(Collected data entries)
[BEGIN]

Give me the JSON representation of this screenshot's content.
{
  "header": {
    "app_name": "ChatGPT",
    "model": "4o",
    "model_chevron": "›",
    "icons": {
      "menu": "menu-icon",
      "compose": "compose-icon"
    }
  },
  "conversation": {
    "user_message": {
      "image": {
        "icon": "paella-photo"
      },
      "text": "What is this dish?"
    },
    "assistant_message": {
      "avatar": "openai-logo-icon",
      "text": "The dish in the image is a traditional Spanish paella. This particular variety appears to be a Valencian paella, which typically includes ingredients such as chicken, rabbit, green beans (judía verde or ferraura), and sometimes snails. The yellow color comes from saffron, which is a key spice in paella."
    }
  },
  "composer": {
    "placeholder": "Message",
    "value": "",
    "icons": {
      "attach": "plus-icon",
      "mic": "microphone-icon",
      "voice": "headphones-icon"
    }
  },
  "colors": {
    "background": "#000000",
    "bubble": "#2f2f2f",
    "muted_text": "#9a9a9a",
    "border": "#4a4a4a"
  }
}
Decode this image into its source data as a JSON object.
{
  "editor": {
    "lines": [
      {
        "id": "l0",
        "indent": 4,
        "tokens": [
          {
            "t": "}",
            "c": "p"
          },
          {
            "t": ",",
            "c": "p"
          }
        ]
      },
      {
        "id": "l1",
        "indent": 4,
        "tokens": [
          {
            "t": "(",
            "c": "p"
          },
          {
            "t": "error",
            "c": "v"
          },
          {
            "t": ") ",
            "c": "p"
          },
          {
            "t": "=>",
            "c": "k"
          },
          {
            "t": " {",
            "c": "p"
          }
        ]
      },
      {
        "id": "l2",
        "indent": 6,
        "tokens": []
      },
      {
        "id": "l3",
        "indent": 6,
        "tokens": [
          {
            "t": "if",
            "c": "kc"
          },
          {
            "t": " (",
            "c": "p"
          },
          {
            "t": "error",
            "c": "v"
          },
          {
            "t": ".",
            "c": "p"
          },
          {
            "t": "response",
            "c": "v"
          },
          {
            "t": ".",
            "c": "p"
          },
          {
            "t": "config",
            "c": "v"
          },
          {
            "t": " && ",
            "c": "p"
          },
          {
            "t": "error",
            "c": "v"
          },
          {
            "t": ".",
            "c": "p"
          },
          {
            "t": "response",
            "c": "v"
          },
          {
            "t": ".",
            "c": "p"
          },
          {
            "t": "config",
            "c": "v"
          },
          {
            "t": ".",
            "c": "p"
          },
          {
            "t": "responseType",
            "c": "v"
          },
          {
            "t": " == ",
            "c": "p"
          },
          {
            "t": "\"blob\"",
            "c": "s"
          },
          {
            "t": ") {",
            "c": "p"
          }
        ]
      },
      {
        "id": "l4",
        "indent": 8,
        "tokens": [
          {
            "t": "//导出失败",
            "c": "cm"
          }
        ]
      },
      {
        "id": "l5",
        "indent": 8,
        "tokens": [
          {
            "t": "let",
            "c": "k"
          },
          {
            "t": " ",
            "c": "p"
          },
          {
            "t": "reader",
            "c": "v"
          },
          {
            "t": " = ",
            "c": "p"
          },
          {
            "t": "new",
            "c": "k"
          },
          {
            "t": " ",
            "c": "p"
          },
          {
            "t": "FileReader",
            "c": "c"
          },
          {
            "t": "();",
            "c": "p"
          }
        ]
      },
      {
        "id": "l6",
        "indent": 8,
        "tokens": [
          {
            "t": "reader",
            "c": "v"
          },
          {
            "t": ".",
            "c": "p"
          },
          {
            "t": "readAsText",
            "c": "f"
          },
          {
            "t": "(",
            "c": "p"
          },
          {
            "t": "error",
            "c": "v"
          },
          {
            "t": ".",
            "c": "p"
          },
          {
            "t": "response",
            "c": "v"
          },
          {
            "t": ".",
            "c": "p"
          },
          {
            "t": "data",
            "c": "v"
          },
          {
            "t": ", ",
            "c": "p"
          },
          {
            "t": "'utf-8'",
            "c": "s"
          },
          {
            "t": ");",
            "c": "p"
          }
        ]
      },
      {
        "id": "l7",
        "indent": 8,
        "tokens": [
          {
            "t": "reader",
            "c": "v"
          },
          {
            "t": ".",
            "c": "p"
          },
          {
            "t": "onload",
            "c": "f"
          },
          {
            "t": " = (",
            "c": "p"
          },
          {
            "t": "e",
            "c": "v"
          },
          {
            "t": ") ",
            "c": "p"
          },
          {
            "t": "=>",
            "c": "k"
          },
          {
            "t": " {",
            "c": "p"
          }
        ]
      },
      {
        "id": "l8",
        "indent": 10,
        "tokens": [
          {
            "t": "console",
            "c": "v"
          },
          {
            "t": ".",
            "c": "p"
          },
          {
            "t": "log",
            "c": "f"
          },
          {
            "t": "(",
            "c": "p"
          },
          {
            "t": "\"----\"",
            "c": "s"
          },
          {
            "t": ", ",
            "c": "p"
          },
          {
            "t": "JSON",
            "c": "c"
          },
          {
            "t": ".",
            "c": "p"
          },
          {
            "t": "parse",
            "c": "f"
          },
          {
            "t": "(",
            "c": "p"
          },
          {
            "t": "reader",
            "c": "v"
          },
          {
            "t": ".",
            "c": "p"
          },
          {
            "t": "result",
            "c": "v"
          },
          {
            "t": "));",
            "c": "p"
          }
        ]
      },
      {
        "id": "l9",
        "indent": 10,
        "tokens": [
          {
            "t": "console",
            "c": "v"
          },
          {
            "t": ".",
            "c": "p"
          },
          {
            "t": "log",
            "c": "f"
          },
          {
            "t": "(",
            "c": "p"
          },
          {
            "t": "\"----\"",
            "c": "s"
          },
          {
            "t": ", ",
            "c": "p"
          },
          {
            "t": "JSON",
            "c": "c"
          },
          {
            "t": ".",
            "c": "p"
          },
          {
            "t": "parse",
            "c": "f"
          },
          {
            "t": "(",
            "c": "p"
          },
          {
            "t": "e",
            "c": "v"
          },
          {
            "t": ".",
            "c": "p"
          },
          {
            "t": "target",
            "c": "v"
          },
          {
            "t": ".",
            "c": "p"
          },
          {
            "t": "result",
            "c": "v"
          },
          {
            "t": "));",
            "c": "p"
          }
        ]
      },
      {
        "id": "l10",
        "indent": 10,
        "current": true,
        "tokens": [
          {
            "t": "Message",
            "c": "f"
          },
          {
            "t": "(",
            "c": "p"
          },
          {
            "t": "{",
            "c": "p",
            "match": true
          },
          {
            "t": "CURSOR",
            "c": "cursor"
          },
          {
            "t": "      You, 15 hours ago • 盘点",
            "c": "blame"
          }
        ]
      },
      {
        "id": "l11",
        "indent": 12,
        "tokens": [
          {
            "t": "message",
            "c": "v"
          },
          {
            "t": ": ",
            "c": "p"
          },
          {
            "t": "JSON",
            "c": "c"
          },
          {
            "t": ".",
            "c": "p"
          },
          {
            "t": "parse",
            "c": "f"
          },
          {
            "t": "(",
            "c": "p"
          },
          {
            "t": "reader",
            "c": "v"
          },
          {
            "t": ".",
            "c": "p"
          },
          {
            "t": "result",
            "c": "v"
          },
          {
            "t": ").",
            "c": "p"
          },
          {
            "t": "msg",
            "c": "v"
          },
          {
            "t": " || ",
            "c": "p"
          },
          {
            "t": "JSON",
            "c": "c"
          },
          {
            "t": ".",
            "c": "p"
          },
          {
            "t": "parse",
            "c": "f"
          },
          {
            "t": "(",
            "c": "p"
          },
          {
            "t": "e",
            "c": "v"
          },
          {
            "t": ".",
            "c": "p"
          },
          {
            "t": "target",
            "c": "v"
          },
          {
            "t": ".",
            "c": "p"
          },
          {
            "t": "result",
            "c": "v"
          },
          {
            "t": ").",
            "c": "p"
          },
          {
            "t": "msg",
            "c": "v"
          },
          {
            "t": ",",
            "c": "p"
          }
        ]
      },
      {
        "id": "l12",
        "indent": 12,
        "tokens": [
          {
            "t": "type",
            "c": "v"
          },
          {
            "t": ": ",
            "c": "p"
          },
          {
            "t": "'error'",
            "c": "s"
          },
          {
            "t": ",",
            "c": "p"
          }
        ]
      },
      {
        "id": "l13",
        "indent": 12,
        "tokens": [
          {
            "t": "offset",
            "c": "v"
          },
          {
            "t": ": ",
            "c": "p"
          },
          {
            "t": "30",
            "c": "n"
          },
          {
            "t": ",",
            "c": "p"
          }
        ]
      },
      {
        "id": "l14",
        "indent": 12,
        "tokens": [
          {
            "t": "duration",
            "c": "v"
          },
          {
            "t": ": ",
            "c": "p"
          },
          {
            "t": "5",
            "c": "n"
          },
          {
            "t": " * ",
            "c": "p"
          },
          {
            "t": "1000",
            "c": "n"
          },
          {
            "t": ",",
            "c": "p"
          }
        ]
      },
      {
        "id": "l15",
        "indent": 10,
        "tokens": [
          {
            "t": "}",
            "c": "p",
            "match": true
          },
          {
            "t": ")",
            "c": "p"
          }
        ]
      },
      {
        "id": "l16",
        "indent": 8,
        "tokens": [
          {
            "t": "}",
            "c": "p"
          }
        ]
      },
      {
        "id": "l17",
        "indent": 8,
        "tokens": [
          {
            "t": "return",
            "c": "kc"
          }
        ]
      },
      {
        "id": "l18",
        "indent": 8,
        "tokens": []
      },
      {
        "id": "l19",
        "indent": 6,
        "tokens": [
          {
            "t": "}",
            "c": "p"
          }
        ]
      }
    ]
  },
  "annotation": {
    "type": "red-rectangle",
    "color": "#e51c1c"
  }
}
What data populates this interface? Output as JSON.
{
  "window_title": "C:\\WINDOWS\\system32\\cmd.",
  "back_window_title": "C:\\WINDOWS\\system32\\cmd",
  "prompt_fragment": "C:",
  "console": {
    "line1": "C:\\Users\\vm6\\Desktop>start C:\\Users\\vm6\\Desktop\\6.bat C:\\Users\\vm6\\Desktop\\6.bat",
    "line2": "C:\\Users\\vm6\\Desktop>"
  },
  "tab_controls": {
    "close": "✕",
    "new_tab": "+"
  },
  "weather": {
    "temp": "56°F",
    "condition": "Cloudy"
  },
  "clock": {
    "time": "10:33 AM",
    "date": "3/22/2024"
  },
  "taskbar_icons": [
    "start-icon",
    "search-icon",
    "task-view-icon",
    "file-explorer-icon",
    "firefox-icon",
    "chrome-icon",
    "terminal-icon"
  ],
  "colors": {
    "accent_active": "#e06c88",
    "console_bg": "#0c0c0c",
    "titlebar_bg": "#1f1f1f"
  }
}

[END]

● **Task directions**: Identify how many lines in the entries above include the string "image", then state that number alone.

● **The result**: 3